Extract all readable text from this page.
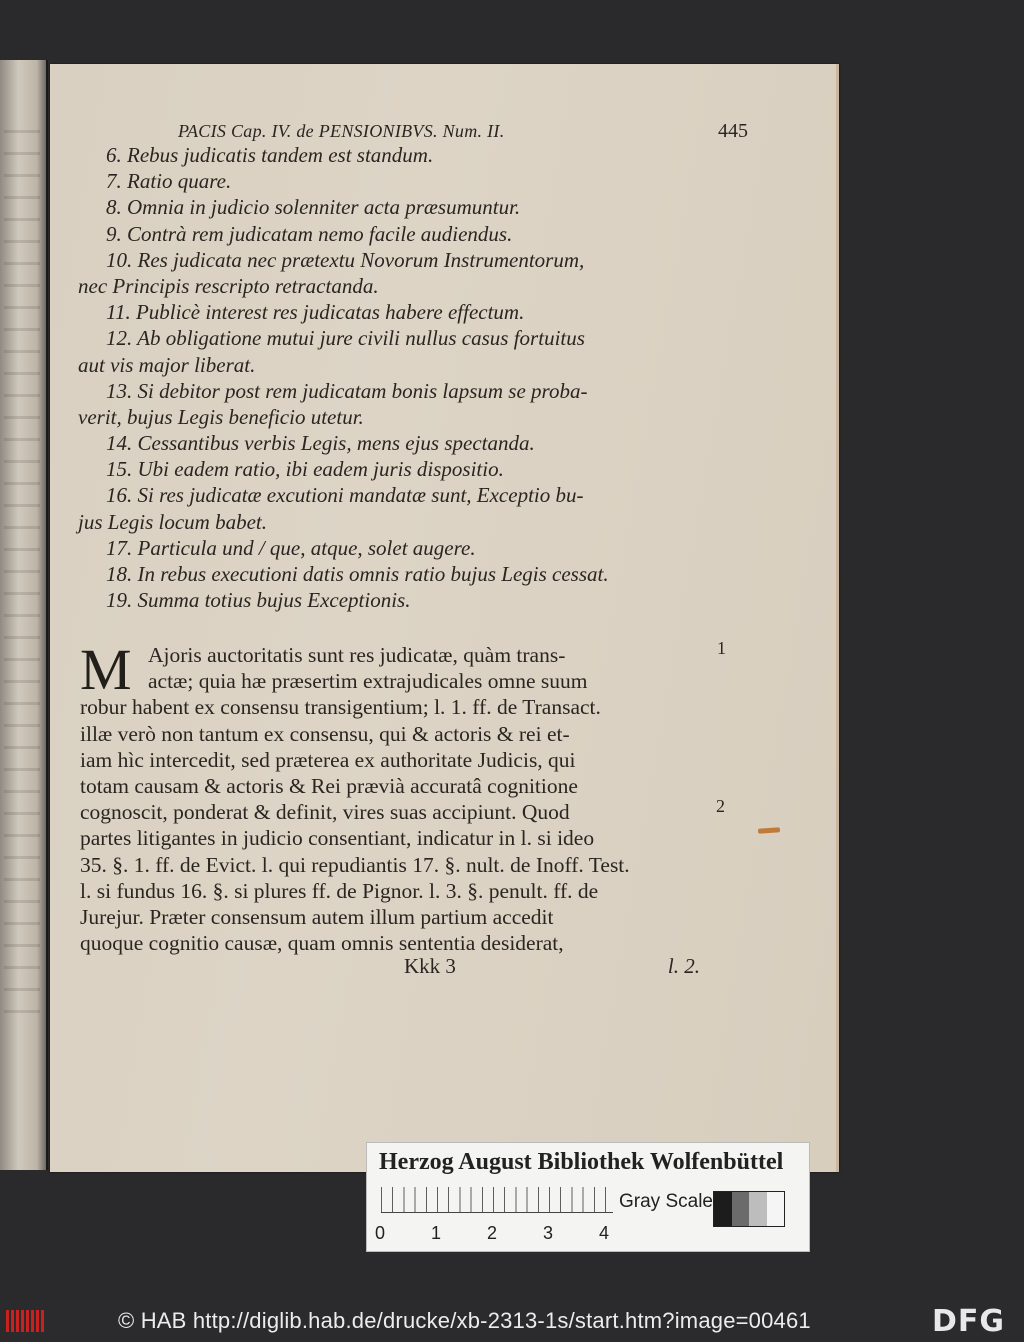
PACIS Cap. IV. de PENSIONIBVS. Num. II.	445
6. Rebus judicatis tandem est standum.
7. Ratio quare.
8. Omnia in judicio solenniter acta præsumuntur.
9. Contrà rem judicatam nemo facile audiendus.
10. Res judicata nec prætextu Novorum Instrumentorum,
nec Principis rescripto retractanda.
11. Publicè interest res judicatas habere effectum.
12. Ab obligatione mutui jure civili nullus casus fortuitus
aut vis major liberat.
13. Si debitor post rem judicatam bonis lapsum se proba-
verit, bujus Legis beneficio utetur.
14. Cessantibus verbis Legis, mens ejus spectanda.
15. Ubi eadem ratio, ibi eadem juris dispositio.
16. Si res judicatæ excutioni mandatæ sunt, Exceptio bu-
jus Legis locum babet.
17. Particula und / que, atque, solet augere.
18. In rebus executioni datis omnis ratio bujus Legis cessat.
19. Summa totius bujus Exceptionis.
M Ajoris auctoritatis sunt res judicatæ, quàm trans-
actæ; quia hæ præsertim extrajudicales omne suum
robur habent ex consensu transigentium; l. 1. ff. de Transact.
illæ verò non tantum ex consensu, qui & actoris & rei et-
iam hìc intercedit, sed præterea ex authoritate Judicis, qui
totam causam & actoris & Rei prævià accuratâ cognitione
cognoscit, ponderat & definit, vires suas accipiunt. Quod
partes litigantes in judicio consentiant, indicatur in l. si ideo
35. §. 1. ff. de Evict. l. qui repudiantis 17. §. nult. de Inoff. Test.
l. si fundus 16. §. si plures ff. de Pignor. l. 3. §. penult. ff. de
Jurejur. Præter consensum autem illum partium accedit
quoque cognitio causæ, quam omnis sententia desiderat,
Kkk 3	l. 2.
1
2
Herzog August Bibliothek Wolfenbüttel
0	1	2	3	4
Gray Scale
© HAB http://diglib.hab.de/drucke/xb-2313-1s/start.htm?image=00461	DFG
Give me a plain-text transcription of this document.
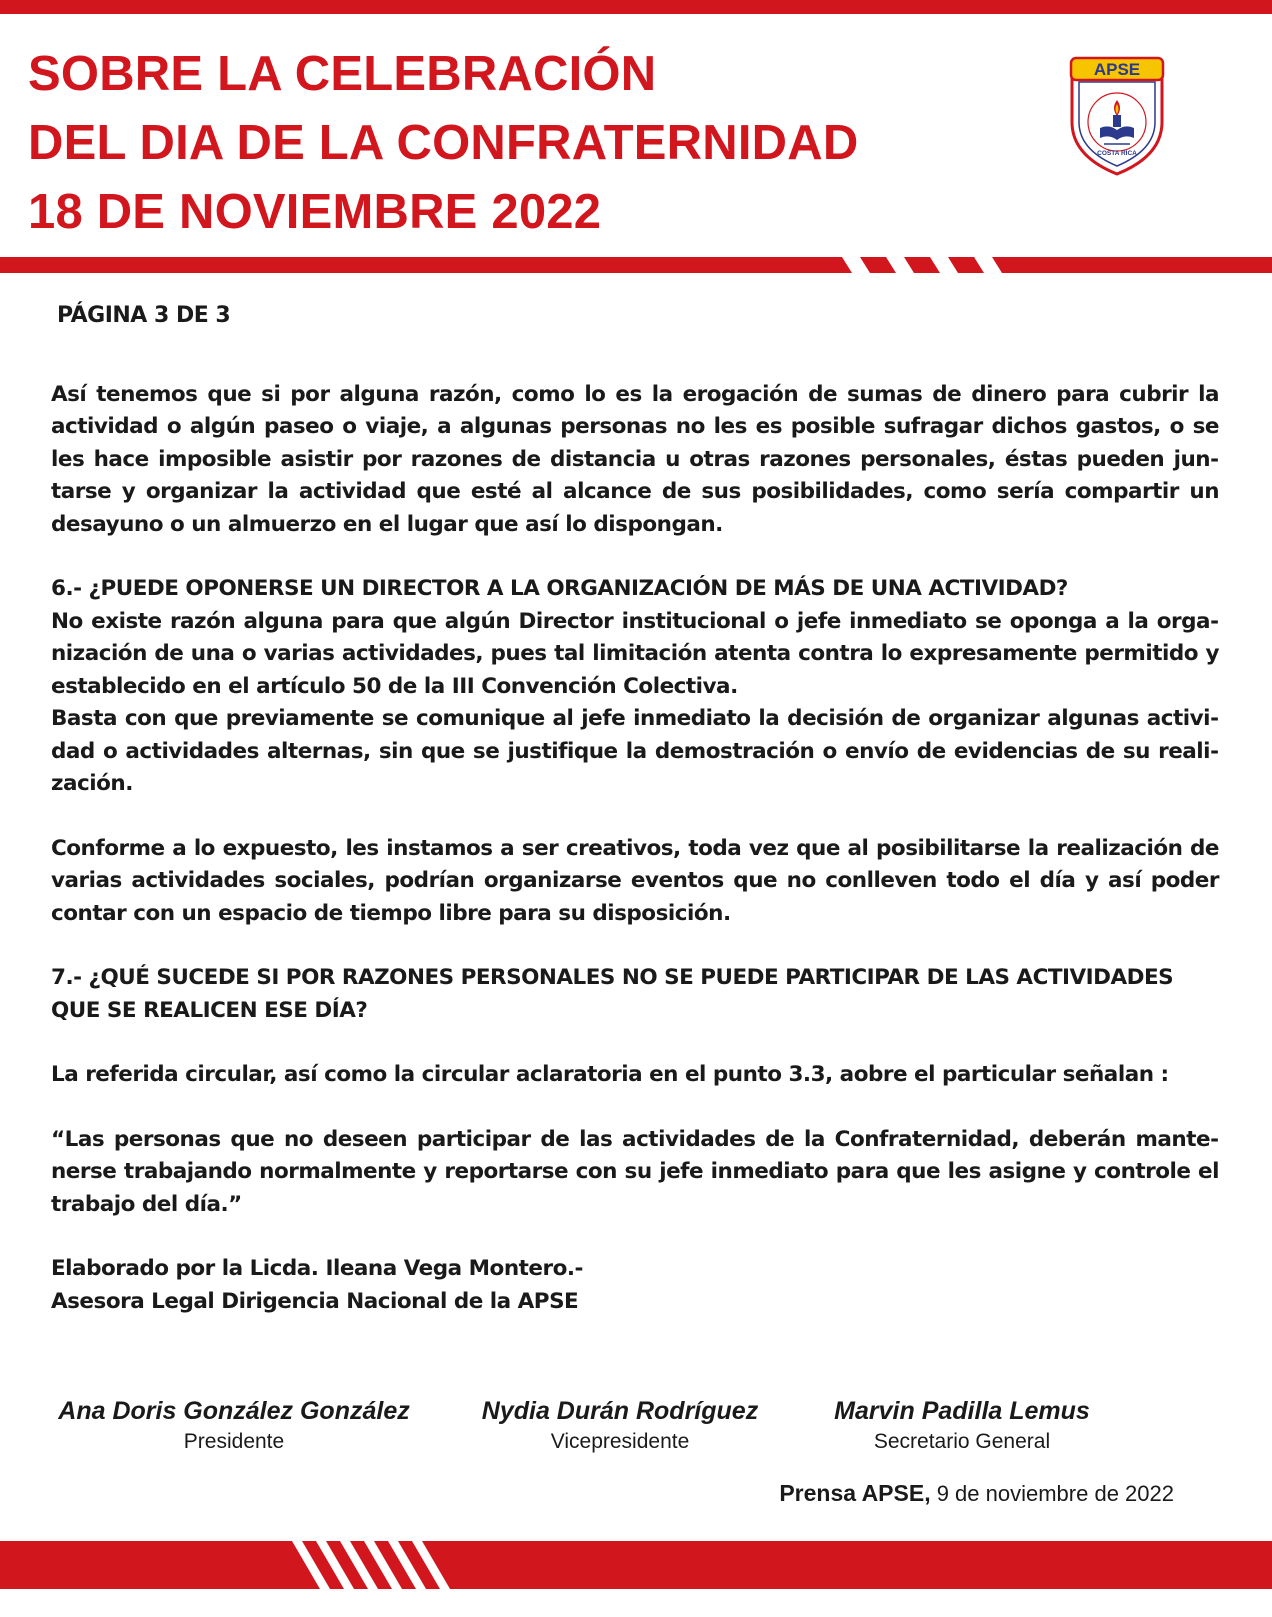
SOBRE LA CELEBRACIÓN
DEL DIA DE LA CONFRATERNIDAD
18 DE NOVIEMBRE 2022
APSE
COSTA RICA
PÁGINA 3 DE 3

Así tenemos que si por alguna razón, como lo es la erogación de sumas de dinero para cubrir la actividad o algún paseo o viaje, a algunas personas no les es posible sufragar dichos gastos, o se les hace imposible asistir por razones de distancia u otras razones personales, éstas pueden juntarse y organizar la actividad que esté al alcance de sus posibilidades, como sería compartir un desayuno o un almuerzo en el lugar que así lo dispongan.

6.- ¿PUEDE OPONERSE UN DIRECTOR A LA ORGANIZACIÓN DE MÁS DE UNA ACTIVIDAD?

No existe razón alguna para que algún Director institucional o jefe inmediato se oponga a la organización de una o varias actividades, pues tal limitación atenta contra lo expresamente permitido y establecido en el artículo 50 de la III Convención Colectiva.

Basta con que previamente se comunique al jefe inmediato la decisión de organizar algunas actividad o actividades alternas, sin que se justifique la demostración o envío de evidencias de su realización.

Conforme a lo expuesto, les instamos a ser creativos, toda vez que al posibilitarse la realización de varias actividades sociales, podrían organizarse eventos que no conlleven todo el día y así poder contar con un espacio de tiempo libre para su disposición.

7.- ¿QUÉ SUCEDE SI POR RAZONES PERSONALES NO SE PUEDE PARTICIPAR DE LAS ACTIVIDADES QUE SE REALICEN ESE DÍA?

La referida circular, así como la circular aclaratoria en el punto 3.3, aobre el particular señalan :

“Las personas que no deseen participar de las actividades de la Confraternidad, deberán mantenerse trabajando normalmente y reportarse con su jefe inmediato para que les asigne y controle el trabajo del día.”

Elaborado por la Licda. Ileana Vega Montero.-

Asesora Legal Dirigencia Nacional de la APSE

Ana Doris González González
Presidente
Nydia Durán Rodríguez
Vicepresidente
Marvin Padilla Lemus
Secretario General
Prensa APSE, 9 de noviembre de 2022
---
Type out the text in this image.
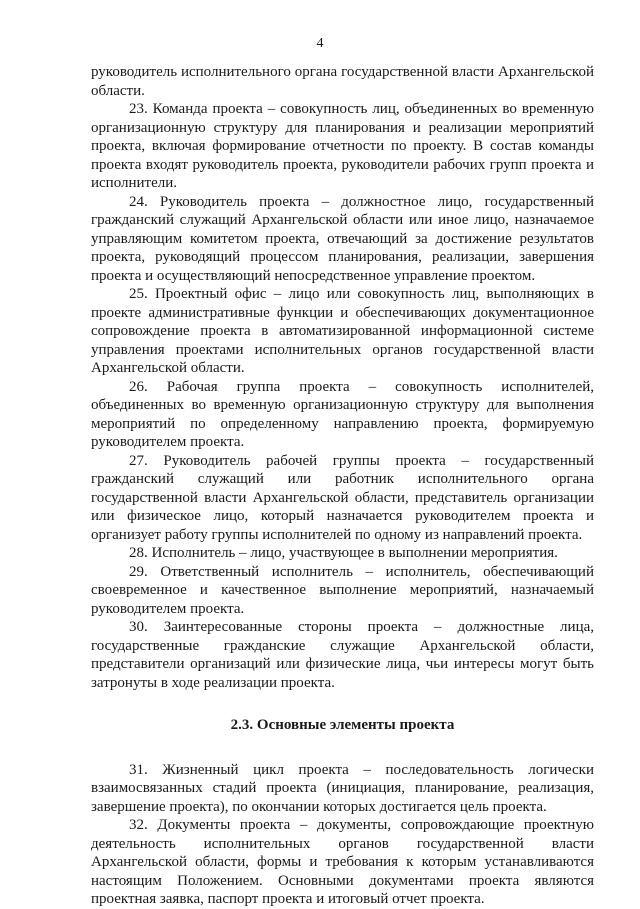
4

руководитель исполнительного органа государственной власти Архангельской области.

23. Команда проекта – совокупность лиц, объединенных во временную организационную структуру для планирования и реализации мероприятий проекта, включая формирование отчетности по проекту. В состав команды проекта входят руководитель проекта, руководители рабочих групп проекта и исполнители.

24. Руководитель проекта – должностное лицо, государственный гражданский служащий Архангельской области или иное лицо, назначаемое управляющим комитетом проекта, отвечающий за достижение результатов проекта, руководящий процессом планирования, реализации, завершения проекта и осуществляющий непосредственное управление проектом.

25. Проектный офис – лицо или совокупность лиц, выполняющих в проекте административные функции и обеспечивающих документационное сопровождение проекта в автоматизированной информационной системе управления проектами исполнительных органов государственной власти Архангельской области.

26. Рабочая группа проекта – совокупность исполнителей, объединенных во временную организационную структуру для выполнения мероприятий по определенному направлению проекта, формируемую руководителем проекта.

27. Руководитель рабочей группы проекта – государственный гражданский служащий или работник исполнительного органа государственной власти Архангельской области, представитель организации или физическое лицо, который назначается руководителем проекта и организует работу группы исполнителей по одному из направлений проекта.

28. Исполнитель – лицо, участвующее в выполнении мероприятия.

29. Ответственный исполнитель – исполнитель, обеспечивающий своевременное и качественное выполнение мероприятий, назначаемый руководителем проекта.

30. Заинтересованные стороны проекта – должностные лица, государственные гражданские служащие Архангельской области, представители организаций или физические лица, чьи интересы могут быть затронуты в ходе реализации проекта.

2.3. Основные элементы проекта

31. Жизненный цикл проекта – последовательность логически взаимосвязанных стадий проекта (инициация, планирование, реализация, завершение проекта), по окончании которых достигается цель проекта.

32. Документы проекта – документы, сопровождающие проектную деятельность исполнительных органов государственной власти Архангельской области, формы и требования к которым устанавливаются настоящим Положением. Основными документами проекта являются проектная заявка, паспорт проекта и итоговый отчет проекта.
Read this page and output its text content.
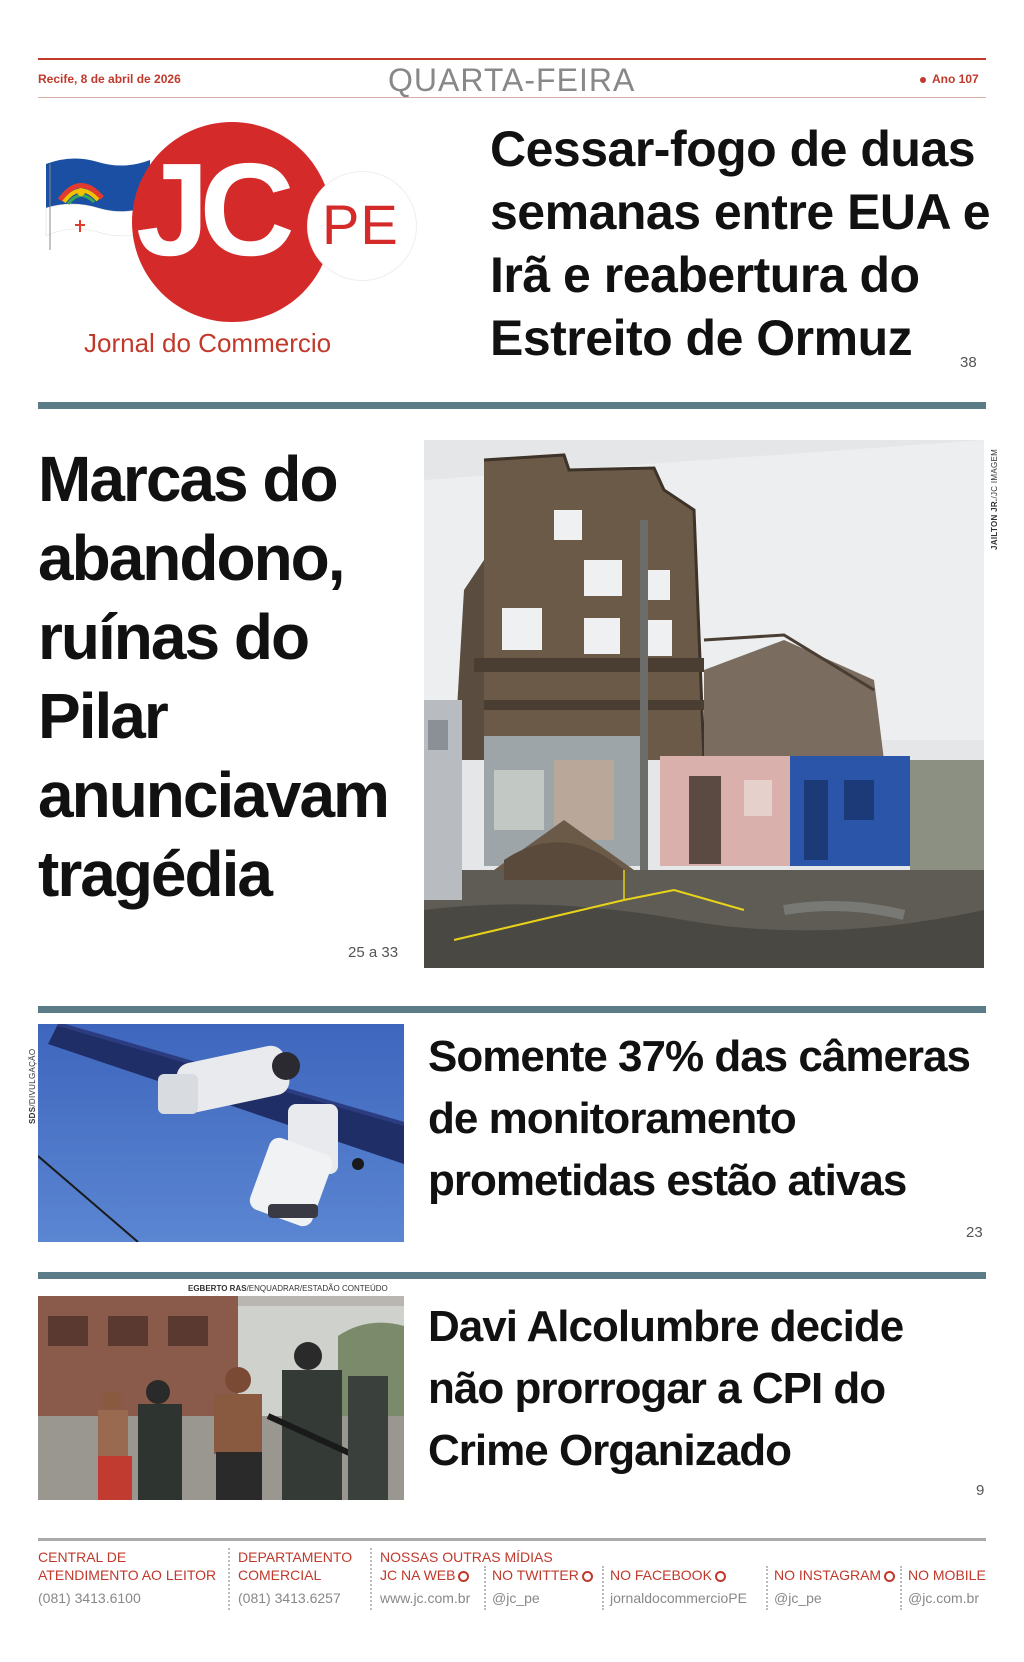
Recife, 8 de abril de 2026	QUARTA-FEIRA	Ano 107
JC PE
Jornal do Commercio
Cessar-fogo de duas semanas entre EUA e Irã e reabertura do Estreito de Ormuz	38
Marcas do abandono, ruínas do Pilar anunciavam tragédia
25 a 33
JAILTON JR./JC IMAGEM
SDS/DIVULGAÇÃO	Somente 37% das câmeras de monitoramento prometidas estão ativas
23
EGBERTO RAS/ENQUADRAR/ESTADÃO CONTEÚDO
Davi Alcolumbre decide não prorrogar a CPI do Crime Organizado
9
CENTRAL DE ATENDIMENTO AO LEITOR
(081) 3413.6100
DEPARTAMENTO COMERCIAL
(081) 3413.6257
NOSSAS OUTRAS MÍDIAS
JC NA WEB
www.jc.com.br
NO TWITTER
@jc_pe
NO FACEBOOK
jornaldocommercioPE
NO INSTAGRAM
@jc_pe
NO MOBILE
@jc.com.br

### Goal
Among the lines of the data above, determine how many contain the word "реализации". Report the number alone.

### Output of the exercise
3